## [Excerto]
===
Quem estiver interessado, coloque aqui o interesse que eu depois tento negociar um preço ainda melhor!  :Olá:

----------


## Baltasar Parreira

Hugo, tens aqui um pouco mais baratinho ehhehe:

Dual In-Line TDS Meter for RO/DI Reverse Osmosis Tap | eBay

----------


## Pedro Ferrer

Boa tarde

Podem ver aqui o meu relato desse TDS meter.

Abraço
Pedro Ferrer

----------


## Hugo Figueiredo

> Hugo, tens aqui um pouco mais baratinho ehhehe:
> 
> Dual In-Line TDS Meter for RO/DI Reverse Osmosis Tap | eBay


Sim já comprei muita coisa a virtual Village e até tenho desconto directo, mas é de hong kong!

Obrigado Pedro, é bom saber que funciona bem!  :Smile:

----------


## Baltasar Parreira

Não vejo problema em ser de Hong Kong tirando levar mais tempo a chegar, mas foi o mais barato que encontrei mesmo e fica a:

*UK£ 17.63 = 20.0566915 Euros (conversão Google +/-)*

Se estás com pressa não serve claro.
Se queres eu trato disso pois todos os dias vem cenas de qq lado do mundo eheh  :Coradoeolhos: , só que não te vai  compensar depois os portes daqui para ti de novo a não ser que venhas levantar, não sei.
===
## [Conjunto de linhas]
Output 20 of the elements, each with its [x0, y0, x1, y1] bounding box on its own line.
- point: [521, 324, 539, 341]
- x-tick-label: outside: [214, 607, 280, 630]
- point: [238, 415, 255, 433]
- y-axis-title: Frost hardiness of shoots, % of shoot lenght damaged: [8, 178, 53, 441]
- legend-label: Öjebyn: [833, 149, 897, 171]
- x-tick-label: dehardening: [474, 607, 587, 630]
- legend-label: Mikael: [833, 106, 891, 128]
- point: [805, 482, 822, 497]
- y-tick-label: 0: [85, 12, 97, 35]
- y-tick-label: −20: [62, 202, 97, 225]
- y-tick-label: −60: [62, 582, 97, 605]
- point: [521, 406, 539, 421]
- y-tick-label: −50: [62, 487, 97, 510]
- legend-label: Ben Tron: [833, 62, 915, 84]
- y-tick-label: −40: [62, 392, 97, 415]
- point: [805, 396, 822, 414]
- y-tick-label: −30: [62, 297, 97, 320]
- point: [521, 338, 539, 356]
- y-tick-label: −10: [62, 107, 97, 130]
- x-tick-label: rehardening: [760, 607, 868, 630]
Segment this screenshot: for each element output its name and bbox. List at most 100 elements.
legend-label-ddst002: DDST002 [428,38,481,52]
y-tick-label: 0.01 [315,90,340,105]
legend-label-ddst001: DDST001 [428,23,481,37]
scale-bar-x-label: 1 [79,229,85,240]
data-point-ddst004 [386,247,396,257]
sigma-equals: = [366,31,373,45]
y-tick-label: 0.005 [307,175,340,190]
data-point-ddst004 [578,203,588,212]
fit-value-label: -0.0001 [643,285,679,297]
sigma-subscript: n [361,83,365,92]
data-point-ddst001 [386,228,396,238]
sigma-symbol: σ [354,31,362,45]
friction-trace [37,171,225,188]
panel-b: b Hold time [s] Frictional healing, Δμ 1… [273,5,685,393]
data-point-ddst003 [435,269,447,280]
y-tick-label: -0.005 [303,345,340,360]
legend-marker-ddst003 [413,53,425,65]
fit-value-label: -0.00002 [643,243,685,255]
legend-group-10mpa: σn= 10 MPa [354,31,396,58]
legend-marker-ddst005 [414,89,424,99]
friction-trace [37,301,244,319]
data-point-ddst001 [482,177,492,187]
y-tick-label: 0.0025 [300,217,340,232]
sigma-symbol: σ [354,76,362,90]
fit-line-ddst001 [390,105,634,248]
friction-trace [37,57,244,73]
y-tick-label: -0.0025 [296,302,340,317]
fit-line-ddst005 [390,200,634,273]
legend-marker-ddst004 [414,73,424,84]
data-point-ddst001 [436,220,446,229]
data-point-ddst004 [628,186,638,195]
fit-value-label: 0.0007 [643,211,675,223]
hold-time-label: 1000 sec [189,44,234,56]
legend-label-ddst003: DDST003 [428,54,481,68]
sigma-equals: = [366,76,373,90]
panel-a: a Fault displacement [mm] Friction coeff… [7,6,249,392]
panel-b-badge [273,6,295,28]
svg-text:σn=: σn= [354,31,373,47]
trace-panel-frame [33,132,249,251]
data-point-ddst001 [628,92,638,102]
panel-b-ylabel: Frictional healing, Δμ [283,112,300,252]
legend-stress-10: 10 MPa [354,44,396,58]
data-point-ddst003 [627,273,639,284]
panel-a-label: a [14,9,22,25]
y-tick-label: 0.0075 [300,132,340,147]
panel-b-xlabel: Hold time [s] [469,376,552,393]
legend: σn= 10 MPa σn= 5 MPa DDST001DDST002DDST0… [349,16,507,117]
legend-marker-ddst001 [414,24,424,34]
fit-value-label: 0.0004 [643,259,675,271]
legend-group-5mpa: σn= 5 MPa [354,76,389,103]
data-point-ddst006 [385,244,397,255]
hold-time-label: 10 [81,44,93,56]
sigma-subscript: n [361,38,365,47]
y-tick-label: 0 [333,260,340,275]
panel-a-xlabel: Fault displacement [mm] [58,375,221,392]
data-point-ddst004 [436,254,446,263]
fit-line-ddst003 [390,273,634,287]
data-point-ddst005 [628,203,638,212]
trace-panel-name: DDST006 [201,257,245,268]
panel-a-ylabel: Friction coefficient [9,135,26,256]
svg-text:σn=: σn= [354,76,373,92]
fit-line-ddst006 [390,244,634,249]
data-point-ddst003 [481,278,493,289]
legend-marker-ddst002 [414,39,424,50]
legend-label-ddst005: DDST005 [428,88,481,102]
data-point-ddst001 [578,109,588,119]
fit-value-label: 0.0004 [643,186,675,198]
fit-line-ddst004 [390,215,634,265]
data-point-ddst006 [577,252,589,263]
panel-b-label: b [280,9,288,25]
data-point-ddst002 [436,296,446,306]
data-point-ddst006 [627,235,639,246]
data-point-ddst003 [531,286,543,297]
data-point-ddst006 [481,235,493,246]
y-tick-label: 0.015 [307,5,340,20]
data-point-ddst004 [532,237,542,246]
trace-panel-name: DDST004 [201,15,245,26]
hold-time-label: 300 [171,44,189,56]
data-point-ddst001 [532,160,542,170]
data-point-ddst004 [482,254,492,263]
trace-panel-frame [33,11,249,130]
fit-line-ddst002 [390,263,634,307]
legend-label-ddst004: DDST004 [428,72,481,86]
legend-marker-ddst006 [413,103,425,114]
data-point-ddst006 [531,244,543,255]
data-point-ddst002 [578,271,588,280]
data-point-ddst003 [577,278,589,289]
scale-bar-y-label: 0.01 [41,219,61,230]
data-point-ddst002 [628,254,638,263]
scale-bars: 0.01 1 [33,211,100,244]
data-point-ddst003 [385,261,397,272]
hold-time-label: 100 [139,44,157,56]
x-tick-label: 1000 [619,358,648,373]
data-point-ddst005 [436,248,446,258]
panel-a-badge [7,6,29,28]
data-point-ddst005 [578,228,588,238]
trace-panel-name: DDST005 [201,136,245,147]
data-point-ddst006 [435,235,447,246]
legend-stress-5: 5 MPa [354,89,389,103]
===
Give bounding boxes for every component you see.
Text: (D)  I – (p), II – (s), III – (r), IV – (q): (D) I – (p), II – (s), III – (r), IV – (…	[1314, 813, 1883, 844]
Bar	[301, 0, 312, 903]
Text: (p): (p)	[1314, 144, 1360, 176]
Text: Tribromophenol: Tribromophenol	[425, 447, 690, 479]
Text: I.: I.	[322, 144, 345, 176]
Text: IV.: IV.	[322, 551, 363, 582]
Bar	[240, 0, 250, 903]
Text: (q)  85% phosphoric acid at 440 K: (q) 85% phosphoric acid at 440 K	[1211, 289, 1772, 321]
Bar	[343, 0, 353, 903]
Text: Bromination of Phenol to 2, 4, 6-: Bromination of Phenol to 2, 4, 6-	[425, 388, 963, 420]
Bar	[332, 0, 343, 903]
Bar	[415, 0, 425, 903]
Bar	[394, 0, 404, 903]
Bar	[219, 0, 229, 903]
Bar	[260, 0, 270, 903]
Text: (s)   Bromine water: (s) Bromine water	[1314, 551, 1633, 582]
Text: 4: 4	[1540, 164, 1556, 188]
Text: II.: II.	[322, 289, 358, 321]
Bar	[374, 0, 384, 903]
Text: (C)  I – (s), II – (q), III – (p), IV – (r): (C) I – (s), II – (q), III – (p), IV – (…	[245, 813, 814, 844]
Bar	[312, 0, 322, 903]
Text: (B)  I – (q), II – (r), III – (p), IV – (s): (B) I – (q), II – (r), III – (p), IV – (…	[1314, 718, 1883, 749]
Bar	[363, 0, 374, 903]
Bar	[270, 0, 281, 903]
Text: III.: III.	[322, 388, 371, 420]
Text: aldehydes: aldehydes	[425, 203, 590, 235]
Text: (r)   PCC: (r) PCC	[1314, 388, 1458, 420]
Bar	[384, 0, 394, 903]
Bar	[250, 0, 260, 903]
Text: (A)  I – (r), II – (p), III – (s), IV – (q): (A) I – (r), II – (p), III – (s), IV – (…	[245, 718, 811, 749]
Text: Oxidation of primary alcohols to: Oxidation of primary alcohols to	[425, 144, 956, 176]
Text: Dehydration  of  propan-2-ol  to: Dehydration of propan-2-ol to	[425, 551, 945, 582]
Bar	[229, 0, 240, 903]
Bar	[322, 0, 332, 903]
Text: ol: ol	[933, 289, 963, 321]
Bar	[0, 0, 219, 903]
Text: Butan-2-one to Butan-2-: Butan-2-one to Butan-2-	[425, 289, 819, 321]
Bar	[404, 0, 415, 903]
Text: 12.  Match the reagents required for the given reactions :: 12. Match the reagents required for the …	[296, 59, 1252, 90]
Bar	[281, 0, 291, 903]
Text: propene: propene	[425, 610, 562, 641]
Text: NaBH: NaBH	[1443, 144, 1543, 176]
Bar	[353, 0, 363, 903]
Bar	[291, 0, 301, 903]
===
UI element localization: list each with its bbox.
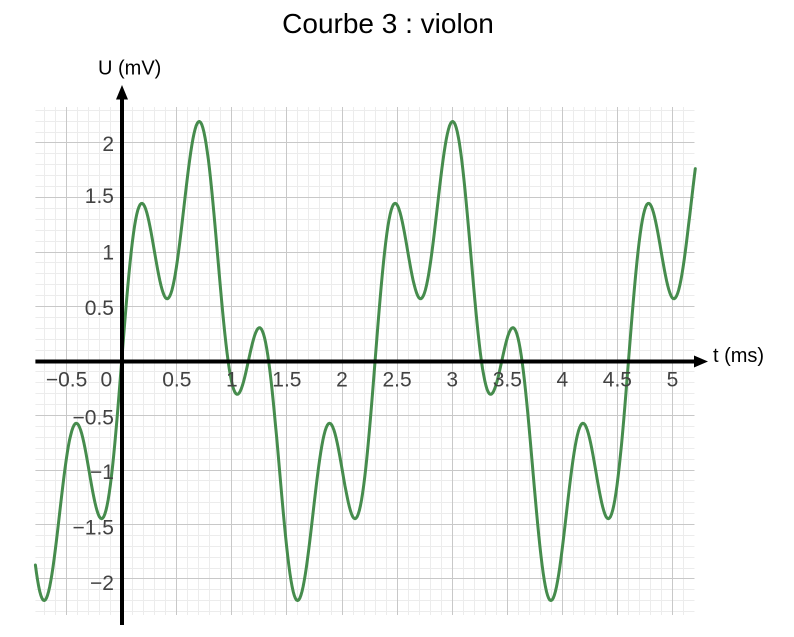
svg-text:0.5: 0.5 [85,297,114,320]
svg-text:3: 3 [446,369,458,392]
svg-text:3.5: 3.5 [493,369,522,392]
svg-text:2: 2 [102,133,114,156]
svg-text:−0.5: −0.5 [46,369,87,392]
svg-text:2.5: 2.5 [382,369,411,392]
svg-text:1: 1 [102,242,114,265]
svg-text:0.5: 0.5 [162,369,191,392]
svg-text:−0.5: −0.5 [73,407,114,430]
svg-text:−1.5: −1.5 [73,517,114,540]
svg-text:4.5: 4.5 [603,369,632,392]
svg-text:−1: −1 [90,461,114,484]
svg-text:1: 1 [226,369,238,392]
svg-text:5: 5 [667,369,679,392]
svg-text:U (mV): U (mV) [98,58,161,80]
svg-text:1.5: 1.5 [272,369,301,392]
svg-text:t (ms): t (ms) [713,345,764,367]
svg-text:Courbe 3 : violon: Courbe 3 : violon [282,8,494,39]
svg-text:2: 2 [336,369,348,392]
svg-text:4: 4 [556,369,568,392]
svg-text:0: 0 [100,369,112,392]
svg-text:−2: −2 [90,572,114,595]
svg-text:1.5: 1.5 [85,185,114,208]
===
## [Tarefas propostas]
1. Transcreva fielmente do excerto sobre o medidor TDS o trecho que vai de "Obrigado Pedro, é" a "não serve claro.".
2. Responda, com base no excerto sobre o medidor TDS, às seguintes perguntas:
(a) Qual é o preço do medidor em libras indicado por Baltasar Parreira?
(b) De onde é o vendedor mencionado por Hugo Figueiredo?
(c) Segundo Baltasar Parreira, qual é a desvantagem de o vendedor ser de Hong Kong?
3. Dê continuidade ao excerto sobre o medidor TDS a partir do ponto em que termina.

## [Respostas às tarefas]
1.
Obrigado Pedro, é bom saber que funciona bem!  :Smile:

----------


## Baltasar Parreira

Não vejo problema em ser de Hong Kong tirando levar mais tempo a chegar, mas foi o mais barato que encontrei mesmo e fica a:

*UK£ 17.63 = 20.0566915 Euros (conversão Google +/-)*

Se estás com pressa não serve claro.

2.
(a) UK£ 17.63.
(b) De Hong Kong.
(c) Leva mais tempo a chegar.

3.
O do teu link era: 

*UK£ 23.50 = 26.734671 Euros*

Sempre são 6 euritos que da para muito coisa ehhehe....

----------


## Hugo Figueiredo

> Não vejo problema em ser de Hong Kong tirando levar mais tempo a chegar, mas foi o mais barato que encontrei mesmo e fica a:
> 
> *UK£ 17.63 = 20.0566915 Euros (conversão Google +/-)*
> 
> Se estás com pressa não serve claro.
> Se queres eu trato disso pois todos os dias vem cenas de qq lado do mundo eheh , só que não te vai compensar depois os portes daqui para ti de novo a não ser que venhas levantar, não sei.
> 
> O do teu link era: 
> 
> ...


 
Sim eu também recebo montes de coisas da Asia e de fora e se mandasse vir isto também não haveria stress, a questão é que se o goup buy avançar e encomendarmos, vamos supor, 10 bichos destes, aí duvido que não fique na alfândega, por muito "gift", "sample", "no comercial value" ou "value:10$" que os chinocas colocarem na encomenda...

Se não houver malta interessada vou para esse, claro!

Obrigado Baltazar!  :SbOk:

----------


## Baltasar Parreira

Ok, mas caso os portes sejam free o que costumo fazer e pedir é para enviarem em pacotes separados, para eles é o mesmo e nunca falha na alfandega.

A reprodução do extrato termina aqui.